▸ **Passage to read**
:::::

Cinnamaldehyde

Administrative data

Description of key information

Acute oral toxicity: 

The acute oral toxicity dose (LD50) was considered based on different studies conducted on rats, mice and guinea pigs for the test chemical. The LD50 value is >2000 mg/kg bw, for acute oral toxicity. Thus, comparing this value with the criteria of CLP regulation, the given test chemical cannot be classified for acute oral toxicity.

 

Acute Inhalation Toxicity:

The acute inhalation toxicity study need not be conducted because exposure to humans via inhalation route is not likely taking into account due to the low vapour pressure of the test chemical, which is reported to be 0.0289 mm Hg. Thus, exposure to inhalable dust, mist and vapour of the chemical is highly unlikely. Therefore this study is considered for waiver. 

 

Acute Dermal toxicity:

Based on all the available data, it was concluded that the test chemical was not toxic when applied dermally to the test animals. Thus, from all the observations and results, the LD₅₀ of the test chemical was observed to be >2000 mg/kg bw, and is not classified as per the CLP criteria of classification and labelling.

Key value for chemical safety assessment

Acute toxicity: via oral route

Link to relevant study records

Reference

Endpoint:

acute toxicity: oral

Type of information:

experimental study

Adequacy of study:

key study

Reliability:

2 (reliable with restrictions)

Rationale for reliability incl. deficiencies:

data from handbook or collection of data

Justification for type of information:

Data is from publication

Qualifier:

according to guideline

Guideline:

other: As mentioned below

Principles of method if other than guideline:

Acute oral toxicity of test chemical in rats

GLP compliance:

not specified

Test type:

standard acute method

Limit test:

no

Species:

rat

Strain:

Osborne-Mendel

Sex:

male/female

Details on test animals or test system and environmental conditions:

Fasting period before study: 18 hours

Route of administration:

oral: gavage

Vehicle:

unchanged (no vehicle)

:::::

▸ **Extracted entries**

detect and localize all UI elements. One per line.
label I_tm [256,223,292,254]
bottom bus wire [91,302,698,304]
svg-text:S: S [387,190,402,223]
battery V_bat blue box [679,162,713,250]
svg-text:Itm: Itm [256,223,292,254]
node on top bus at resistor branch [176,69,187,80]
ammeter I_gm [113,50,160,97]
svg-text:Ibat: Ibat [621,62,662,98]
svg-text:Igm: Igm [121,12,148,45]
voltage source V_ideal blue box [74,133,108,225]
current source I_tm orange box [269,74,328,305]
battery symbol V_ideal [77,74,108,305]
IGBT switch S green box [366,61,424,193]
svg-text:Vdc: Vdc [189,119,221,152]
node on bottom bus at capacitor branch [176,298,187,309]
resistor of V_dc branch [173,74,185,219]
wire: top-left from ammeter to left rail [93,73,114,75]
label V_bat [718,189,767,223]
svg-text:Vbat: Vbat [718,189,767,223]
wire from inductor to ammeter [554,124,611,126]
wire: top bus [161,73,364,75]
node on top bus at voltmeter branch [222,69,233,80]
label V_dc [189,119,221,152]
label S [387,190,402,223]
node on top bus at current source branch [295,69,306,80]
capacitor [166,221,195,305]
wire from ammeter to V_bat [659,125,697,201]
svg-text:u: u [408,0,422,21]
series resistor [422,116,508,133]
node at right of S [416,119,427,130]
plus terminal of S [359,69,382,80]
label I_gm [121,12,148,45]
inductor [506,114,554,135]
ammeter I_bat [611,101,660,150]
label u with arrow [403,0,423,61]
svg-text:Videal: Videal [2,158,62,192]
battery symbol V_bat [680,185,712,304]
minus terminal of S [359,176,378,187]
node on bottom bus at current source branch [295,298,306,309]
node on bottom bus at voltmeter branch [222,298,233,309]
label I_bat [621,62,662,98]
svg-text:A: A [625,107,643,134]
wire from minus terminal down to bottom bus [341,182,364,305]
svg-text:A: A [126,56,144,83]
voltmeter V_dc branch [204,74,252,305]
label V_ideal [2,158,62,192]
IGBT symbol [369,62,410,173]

:::::

▸ **Explore the material**
1. Retype the section of the cinnamaldehyde text starting at "The acute oral" and ending at "considered for waiver.".
2. According to the cinnamaldehyde text, what is the reported vapor pressure of the test chemical?
3. Carry on the cinnamaldehyde text from the point where it stops.

▸ **Expected results**
1.
The acute oral toxicity dose (LD50) was considered based on different studies conducted on rats, mice and guinea pigs for the test chemical. The LD50 value is >2000 mg/kg bw, for acute oral toxicity. Thus, comparing this value with the criteria of CLP regulation, the given test chemical cannot be classified for acute oral toxicity.

 

Acute Inhalation Toxicity:

The acute inhalation toxicity study need not be conducted because exposure to humans via inhalation route is not likely taking into account due to the low vapour pressure of the test chemical, which is reported to be 0.0289 mm Hg. Thus, exposure to inhalable dust, mist and vapour of the chemical is highly unlikely. Therefore this study is considered for waiver.

2. 0.0289 mm Hg

3.
Details on oral exposure:

not specified

Doses:

2220 mg/kg bw

No. of animals per sex per dose:

10 (5/sex)

Control animals:

not specified

Details on study design:

- Duration of observation period following administration: 14 days
- Other examinations performed: clinical signs

Statistics:

not specified

Preliminary study:

not specified

Key result

Sex:

male/female

Dose descriptor:

LD50

Effect level:

2 220 mg/kg bw

Based on:

test mat.

95% CL:

> 1 910 - < 2 600

Remarks on result:

other:

Remarks:

No data

Mortality:

Death observed within 2-3 hours.

Clinical signs:

Clinical signs observed were depression, diarrhea and scrawny appearance

Body weight:

not specified

Gross pathology:

not specified

Other findings:

not specified

Interpretation of results:

other: Not classified

Conclusions:

The acute oral LD50 value was considered to be 2220 mg/kg bw rats were treated with test chemical via oral route.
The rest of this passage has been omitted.